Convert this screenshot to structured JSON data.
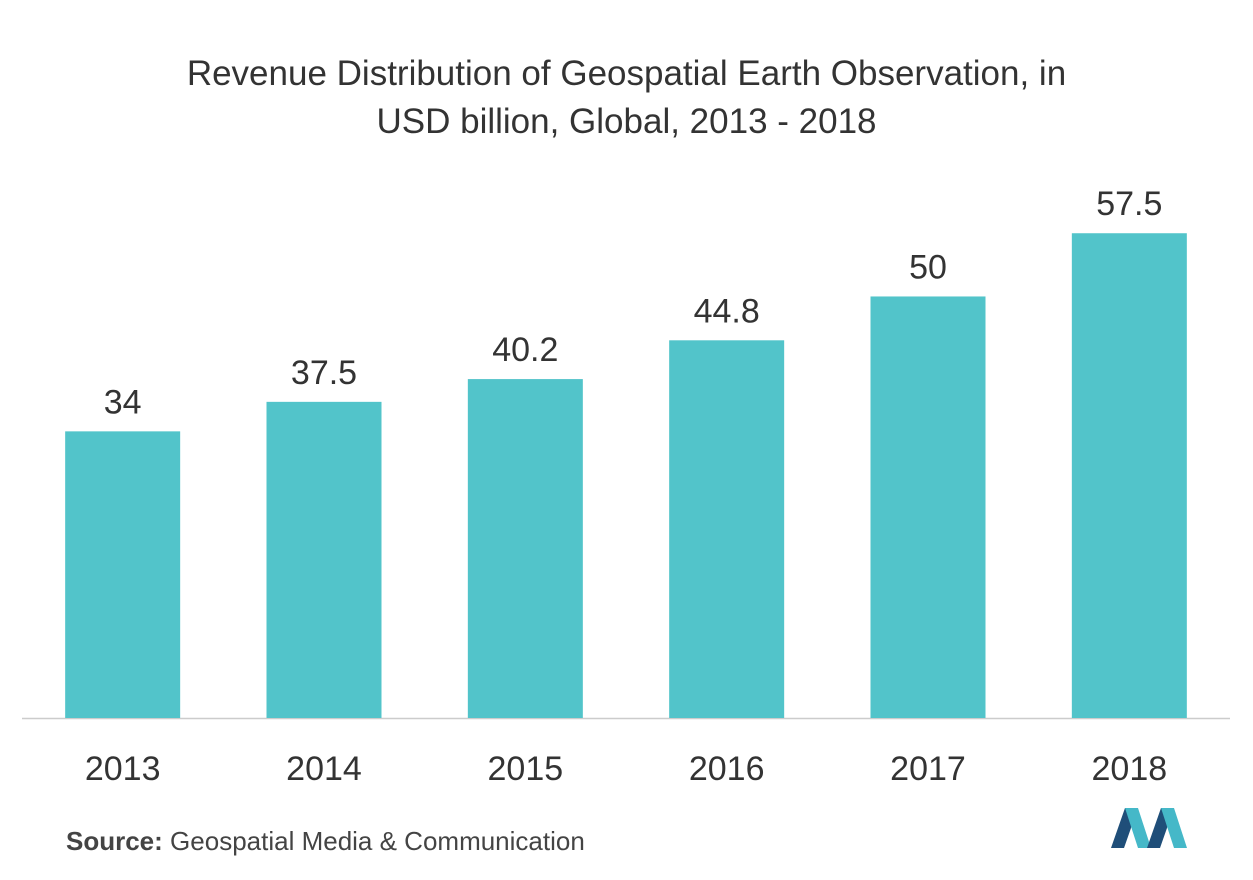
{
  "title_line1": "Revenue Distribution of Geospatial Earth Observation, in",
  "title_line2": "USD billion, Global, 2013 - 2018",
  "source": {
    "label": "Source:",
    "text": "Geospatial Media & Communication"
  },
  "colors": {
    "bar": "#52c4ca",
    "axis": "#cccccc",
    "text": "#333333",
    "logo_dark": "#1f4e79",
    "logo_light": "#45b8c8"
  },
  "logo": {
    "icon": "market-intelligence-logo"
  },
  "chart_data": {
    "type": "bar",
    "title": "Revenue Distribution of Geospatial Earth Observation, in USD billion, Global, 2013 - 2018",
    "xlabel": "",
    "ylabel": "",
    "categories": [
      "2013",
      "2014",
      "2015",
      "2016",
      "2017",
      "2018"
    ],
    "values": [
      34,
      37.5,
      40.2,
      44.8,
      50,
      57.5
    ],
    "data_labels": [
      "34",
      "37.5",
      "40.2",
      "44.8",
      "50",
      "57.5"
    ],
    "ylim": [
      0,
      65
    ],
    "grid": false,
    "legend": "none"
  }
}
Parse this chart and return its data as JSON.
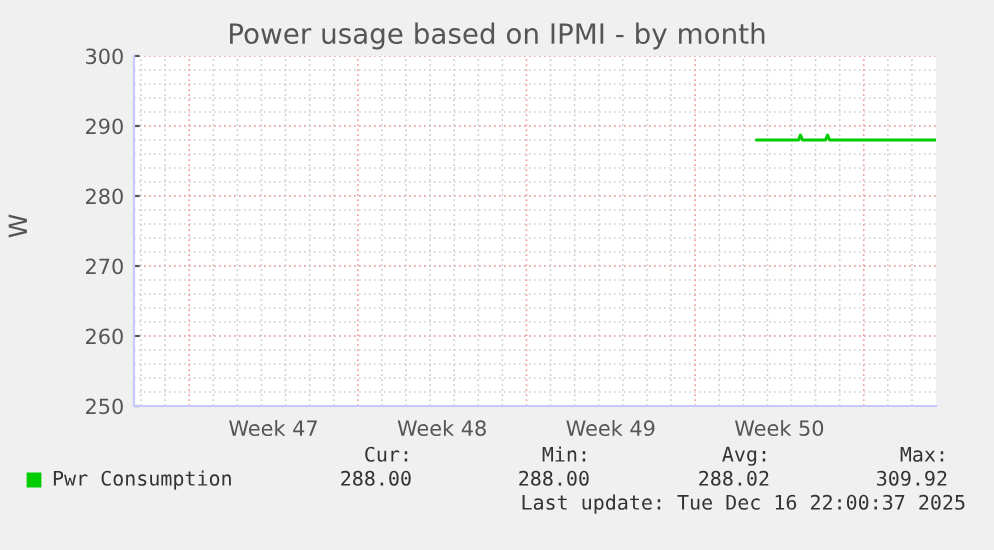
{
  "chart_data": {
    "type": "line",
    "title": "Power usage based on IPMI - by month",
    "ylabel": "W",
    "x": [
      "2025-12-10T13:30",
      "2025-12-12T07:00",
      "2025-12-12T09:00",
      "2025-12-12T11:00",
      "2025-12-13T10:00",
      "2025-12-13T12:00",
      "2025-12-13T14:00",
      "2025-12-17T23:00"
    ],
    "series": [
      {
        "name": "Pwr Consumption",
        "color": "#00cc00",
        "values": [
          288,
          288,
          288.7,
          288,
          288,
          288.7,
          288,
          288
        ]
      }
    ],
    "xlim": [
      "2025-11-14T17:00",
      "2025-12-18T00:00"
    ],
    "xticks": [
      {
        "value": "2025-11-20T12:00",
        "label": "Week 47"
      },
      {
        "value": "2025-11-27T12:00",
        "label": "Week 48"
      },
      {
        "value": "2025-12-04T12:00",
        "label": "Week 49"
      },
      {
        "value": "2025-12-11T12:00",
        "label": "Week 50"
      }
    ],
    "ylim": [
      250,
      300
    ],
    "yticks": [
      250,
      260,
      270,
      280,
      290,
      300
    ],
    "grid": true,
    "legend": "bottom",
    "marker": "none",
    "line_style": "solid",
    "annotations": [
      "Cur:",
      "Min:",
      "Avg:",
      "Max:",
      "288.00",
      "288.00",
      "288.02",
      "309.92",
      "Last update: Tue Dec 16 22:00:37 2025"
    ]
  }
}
----------------------------------------
*What to do*:
Would you return the data exactly as written, without the pictures?

*Response to the task*:
Convert this screenshot to structured JSON data.
{
  "title_line1": "Revenue Distribution of Geospatial Earth Observation, in",
  "title_line2": "USD billion, Global, 2013 - 2018",
  "source": {
    "label": "Source:",
    "text": "Geospatial Media & Communication"
  },
  "colors": {
    "bar": "#52c4ca",
    "axis": "#cccccc",
    "text": "#333333",
    "logo_dark": "#1f4e79",
    "logo_light": "#45b8c8"
  },
  "logo": {
    "icon": "market-intelligence-logo"
  },
  "chart_data": {
    "type": "bar",
    "title": "Revenue Distribution of Geospatial Earth Observation, in USD billion, Global, 2013 - 2018",
    "xlabel": "",
    "ylabel": "",
    "categories": [
      "2013",
      "2014",
      "2015",
      "2016",
      "2017",
      "2018"
    ],
    "values": [
      34,
      37.5,
      40.2,
      44.8,
      50,
      57.5
    ],
    "data_labels": [
      "34",
      "37.5",
      "40.2",
      "44.8",
      "50",
      "57.5"
    ],
    "ylim": [
      0,
      65
    ],
    "grid": false,
    "legend": "none"
  }
}
Parse this chart and return its data as JSON.
{
  "chart_data": {
    "type": "line",
    "title": "Power usage based on IPMI - by month",
    "ylabel": "W",
    "x": [
      "2025-12-10T13:30",
      "2025-12-12T07:00",
      "2025-12-12T09:00",
      "2025-12-12T11:00",
      "2025-12-13T10:00",
      "2025-12-13T12:00",
      "2025-12-13T14:00",
      "2025-12-17T23:00"
    ],
    "series": [
      {
        "name": "Pwr Consumption",
        "color": "#00cc00",
        "values": [
          288,
          288,
          288.7,
          288,
          288,
          288.7,
          288,
          288
        ]
      }
    ],
    "xlim": [
      "2025-11-14T17:00",
      "2025-12-18T00:00"
    ],
    "xticks": [
      {
        "value": "2025-11-20T12:00",
        "label": "Week 47"
      },
      {
        "value": "2025-11-27T12:00",
        "label": "Week 48"
      },
      {
        "value": "2025-12-04T12:00",
        "label": "Week 49"
      },
      {
        "value": "2025-12-11T12:00",
        "label": "Week 50"
      }
    ],
    "ylim": [
      250,
      300
    ],
    "yticks": [
      250,
      260,
      270,
      280,
      290,
      300
    ],
    "grid": true,
    "legend": "bottom",
    "marker": "none",
    "line_style": "solid",
    "annotations": [
      "Cur:",
      "Min:",
      "Avg:",
      "Max:",
      "288.00",
      "288.00",
      "288.02",
      "309.92",
      "Last update: Tue Dec 16 22:00:37 2025"
    ]
  }
}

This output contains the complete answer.